* Begin Recorded information *

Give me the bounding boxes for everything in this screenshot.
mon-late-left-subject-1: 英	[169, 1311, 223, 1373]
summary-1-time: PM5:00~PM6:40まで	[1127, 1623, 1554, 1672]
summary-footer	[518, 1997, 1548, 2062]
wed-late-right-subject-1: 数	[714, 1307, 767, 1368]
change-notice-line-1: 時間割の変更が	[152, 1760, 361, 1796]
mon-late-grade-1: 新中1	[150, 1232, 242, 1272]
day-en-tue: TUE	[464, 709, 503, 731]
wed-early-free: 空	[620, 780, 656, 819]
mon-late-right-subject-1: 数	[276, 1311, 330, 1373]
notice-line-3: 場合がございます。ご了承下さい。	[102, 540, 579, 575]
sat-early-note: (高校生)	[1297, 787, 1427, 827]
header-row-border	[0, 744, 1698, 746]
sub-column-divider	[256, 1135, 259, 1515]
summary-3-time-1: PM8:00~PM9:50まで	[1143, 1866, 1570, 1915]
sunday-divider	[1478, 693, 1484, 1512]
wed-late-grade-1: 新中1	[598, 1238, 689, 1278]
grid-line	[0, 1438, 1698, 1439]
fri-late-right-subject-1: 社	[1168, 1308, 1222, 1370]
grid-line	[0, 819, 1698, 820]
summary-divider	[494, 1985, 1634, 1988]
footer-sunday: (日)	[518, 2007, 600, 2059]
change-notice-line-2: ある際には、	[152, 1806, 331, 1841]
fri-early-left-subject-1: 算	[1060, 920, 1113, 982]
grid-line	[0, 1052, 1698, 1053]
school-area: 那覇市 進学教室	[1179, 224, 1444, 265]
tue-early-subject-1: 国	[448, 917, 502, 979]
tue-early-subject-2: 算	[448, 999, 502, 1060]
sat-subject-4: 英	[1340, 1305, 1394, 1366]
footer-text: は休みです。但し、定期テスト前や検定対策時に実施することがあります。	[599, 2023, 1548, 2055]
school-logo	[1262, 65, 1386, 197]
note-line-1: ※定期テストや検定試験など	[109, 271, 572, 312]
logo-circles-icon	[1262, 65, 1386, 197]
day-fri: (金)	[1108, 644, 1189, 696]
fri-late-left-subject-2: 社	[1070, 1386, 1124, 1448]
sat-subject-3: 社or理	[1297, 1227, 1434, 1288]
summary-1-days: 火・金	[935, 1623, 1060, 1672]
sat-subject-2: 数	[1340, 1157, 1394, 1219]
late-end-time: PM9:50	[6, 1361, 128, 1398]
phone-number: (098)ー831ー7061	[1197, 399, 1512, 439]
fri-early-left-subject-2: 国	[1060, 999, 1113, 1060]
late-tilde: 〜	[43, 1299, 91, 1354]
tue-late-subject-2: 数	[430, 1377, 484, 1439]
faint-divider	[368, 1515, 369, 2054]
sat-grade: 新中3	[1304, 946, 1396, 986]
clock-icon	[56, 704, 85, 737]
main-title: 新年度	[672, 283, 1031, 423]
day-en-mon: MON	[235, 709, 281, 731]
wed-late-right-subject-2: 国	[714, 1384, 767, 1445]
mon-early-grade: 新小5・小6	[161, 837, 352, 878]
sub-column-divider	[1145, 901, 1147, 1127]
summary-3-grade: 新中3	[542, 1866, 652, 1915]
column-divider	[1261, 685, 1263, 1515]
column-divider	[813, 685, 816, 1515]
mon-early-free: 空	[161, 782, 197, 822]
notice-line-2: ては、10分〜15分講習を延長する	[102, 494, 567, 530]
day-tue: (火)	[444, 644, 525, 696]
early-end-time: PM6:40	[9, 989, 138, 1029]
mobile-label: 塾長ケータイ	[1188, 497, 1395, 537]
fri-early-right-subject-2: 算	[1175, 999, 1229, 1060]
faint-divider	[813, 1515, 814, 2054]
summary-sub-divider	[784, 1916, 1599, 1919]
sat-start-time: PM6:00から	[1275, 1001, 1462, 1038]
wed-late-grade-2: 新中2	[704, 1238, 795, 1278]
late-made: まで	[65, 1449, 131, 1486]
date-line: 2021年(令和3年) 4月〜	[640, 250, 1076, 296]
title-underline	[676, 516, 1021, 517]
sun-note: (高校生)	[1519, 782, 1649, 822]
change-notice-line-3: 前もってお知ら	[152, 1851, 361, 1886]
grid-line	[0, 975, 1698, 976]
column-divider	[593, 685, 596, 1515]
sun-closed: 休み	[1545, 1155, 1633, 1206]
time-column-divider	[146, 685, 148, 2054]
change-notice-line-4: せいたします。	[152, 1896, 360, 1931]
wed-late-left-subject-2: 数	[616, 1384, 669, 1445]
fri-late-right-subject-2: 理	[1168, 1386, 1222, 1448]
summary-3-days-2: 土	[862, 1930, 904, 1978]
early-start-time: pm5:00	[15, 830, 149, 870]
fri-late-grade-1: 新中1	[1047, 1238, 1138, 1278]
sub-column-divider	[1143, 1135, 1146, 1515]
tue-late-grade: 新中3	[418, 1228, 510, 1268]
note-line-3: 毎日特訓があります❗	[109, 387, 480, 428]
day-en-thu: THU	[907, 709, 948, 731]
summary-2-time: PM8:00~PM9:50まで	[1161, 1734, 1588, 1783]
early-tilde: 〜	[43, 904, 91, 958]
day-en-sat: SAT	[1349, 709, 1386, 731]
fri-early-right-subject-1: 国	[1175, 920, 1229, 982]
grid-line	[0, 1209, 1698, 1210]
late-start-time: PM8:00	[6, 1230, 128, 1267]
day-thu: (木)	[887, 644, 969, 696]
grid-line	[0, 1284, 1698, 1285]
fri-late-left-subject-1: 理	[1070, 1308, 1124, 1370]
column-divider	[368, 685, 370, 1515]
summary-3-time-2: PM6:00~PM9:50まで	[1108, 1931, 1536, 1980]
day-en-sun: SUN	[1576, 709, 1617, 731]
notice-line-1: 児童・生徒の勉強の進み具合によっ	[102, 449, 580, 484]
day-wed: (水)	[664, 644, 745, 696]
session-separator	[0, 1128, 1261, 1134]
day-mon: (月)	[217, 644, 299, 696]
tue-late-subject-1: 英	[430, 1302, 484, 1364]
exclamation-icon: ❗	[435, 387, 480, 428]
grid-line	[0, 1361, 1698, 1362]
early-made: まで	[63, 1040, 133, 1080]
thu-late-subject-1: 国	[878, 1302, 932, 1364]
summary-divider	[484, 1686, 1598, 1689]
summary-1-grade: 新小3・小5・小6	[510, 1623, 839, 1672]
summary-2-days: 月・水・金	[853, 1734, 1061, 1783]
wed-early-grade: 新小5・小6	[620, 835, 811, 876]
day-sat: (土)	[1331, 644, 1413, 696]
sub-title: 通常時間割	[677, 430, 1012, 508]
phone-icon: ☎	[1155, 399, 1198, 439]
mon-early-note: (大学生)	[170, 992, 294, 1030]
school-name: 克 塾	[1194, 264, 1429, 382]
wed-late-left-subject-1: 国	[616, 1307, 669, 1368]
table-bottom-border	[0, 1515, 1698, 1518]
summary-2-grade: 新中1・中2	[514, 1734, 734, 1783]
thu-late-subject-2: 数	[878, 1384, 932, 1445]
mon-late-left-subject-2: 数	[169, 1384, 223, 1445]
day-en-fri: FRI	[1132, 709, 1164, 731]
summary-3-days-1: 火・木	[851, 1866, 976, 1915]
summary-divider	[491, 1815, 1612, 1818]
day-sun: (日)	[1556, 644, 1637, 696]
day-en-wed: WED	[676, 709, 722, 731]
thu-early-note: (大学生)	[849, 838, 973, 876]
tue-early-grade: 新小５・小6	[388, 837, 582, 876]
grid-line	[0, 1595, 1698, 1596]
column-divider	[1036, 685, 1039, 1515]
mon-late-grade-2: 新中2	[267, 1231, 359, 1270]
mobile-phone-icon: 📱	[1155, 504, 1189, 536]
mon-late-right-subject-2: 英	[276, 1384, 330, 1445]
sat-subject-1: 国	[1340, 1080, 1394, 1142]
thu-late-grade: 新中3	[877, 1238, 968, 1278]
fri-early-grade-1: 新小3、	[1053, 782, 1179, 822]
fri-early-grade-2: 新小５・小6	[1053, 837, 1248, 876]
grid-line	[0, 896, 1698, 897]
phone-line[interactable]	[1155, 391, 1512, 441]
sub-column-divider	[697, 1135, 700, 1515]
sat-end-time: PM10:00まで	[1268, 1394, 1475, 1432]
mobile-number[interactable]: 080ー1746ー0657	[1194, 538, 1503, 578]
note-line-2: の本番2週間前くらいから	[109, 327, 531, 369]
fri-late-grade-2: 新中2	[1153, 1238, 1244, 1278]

* End Recorded information *

> **What is being asked**:
Render the data from its first line through the line containing "1997, 1548, 2062]" as a JSON list of strings, with one string per line.

> **Exercise solution**:
[
  "Give me the bounding boxes for everything in this screenshot.",
  "mon-late-left-subject-1: 英\t[169, 1311, 223, 1373]",
  "summary-1-time: PM5:00~PM6:40まで\t[1127, 1623, 1554, 1672]",
  "summary-footer\t[518, 1997, 1548, 2062]"
]